##### SUPPLIED DATA #####
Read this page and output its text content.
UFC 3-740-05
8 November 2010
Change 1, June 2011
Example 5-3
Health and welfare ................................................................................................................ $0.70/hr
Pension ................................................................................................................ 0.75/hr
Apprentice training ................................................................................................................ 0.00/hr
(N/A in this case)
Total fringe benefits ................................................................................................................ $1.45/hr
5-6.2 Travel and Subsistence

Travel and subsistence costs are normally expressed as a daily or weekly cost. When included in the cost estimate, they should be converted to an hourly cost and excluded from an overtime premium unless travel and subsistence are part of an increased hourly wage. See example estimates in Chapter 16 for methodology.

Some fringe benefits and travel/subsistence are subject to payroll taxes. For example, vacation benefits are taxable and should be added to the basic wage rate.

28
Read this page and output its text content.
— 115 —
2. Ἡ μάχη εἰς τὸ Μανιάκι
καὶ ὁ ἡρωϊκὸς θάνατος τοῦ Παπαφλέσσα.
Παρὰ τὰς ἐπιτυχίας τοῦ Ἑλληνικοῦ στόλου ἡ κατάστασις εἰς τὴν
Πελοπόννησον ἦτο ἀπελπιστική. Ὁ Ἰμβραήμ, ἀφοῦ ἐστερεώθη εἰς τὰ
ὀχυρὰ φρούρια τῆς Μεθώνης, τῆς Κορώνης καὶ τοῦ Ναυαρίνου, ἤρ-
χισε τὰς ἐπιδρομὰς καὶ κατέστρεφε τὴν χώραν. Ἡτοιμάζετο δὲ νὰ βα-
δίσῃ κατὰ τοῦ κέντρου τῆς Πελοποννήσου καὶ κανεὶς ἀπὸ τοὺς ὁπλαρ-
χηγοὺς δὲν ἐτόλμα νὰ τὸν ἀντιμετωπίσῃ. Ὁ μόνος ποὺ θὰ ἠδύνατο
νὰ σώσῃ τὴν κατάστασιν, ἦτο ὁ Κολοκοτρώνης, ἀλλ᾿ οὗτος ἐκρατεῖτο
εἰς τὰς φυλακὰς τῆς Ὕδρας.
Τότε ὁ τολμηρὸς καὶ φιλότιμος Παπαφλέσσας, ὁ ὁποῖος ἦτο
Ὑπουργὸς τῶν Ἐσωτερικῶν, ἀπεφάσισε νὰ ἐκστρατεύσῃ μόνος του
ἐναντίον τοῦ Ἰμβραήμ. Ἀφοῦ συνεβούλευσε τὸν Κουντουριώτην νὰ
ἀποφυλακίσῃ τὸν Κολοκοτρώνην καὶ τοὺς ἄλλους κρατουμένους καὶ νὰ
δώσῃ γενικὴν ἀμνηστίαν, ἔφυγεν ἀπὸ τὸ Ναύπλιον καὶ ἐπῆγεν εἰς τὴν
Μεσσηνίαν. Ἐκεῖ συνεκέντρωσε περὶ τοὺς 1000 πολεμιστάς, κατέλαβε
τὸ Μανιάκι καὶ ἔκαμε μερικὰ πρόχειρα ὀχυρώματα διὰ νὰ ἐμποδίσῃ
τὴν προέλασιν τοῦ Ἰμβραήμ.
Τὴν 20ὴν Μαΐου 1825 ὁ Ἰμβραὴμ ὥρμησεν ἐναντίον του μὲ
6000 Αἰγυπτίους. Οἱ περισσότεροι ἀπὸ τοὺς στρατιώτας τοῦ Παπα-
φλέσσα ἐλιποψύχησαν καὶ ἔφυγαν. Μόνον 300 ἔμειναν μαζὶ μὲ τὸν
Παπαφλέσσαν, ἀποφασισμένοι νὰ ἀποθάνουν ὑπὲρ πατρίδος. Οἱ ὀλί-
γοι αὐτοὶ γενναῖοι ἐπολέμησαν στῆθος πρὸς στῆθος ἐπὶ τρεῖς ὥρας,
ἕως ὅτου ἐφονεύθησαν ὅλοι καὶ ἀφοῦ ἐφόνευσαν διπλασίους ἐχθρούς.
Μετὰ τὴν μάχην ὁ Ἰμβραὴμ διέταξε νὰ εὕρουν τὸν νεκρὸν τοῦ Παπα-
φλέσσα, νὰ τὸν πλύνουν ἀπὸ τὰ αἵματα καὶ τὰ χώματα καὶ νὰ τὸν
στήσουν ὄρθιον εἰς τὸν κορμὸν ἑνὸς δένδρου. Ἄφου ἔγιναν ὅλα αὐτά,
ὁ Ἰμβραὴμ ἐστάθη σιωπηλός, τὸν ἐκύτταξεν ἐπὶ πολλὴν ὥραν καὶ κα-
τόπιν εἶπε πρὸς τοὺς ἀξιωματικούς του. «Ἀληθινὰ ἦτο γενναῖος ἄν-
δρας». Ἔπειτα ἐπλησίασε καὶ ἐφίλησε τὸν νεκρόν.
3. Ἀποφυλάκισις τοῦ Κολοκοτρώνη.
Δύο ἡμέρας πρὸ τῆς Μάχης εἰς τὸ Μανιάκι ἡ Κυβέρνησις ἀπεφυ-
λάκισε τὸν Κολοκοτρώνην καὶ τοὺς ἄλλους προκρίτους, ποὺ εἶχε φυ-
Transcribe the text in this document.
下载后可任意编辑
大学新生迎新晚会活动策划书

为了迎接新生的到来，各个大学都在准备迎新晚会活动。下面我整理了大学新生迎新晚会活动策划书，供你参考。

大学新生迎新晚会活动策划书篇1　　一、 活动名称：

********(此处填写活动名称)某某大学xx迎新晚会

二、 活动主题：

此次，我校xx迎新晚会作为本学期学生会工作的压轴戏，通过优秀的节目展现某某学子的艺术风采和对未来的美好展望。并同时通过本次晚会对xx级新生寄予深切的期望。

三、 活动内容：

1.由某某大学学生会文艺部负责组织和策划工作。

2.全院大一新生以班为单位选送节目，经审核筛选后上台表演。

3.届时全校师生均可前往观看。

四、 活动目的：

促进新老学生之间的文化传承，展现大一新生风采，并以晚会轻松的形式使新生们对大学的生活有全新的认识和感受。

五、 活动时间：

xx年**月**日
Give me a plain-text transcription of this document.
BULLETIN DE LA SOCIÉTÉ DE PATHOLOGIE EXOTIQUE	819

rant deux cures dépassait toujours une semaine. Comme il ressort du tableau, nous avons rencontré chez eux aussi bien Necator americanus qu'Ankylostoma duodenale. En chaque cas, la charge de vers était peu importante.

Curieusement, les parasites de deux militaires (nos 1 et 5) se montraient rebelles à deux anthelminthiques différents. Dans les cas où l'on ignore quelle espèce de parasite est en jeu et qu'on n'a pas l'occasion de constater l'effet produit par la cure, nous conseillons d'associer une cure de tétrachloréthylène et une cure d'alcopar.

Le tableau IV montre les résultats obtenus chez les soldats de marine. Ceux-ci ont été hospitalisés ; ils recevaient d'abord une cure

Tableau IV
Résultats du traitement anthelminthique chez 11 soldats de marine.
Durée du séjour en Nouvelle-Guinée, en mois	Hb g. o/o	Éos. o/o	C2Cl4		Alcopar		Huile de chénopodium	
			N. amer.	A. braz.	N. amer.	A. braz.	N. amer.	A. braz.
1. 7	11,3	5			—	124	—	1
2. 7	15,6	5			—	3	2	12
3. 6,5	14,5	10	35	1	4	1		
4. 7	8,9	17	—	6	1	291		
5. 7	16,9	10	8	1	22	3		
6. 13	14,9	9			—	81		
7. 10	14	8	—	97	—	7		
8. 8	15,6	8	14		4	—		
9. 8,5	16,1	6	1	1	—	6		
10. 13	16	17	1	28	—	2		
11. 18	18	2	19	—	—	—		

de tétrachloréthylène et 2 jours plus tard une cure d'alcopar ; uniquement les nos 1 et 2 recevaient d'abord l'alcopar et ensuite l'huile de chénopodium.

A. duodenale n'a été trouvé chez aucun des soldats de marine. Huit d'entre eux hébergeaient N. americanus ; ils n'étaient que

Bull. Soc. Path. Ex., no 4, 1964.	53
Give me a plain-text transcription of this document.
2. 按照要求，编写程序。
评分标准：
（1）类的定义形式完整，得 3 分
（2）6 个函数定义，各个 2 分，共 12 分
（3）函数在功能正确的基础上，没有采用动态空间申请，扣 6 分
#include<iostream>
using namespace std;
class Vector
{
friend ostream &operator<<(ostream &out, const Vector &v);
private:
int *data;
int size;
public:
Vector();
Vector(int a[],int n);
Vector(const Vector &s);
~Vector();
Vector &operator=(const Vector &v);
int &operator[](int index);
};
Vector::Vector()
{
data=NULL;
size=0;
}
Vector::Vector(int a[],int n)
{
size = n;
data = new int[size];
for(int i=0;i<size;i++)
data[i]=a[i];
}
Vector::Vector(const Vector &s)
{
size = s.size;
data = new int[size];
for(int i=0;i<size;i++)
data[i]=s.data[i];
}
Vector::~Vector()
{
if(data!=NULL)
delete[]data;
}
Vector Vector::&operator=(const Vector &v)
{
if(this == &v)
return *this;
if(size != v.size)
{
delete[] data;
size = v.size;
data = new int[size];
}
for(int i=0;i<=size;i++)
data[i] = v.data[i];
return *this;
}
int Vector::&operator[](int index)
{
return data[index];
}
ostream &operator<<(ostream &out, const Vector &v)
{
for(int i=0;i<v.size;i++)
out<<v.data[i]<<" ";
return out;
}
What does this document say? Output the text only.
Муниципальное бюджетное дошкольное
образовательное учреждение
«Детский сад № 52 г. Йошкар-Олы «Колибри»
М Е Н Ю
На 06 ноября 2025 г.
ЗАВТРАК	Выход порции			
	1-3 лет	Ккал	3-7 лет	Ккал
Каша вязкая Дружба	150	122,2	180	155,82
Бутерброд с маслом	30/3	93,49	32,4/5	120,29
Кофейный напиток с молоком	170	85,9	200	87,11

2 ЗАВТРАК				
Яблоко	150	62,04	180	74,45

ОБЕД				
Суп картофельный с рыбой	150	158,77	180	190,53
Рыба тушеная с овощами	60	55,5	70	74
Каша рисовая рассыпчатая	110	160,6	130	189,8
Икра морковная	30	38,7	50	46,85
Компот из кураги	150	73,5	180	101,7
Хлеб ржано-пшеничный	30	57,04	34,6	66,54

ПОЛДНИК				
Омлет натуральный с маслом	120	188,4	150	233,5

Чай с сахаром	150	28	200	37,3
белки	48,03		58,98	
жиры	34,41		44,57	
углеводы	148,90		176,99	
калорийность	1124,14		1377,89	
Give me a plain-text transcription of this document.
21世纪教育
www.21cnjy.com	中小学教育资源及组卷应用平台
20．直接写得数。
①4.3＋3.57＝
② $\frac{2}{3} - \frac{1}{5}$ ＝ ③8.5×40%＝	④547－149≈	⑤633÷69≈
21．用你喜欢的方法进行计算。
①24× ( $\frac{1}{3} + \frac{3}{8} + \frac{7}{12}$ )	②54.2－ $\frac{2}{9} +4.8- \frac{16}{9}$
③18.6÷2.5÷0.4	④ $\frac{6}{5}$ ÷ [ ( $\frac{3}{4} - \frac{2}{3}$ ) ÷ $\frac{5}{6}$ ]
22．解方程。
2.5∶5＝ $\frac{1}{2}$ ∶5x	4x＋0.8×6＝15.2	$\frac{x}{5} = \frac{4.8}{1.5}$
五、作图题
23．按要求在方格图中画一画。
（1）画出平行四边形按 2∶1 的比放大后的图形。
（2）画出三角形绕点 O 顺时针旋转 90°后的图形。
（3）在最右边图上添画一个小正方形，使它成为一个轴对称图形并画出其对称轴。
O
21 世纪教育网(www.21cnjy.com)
#####
STATED TASK
Where a line above contains the word "Ἰμβραὴμ", copy that line.

WRITTEN SOLUTION
Τὴν 20ὴν Μαΐου 1825 ὁ Ἰμβραὴμ ὥρμησεν ἐναντίον του μὲ
Μετὰ τὴν μάχην ὁ Ἰμβραὴμ διέταξε νὰ εὕρουν τὸν νεκρὸν τοῦ Παπα-
ὁ Ἰμβραὴμ ἐστάθη σιωπηλός, τὸν ἐκύτταξεν ἐπὶ πολλὴν ὥραν καὶ κα-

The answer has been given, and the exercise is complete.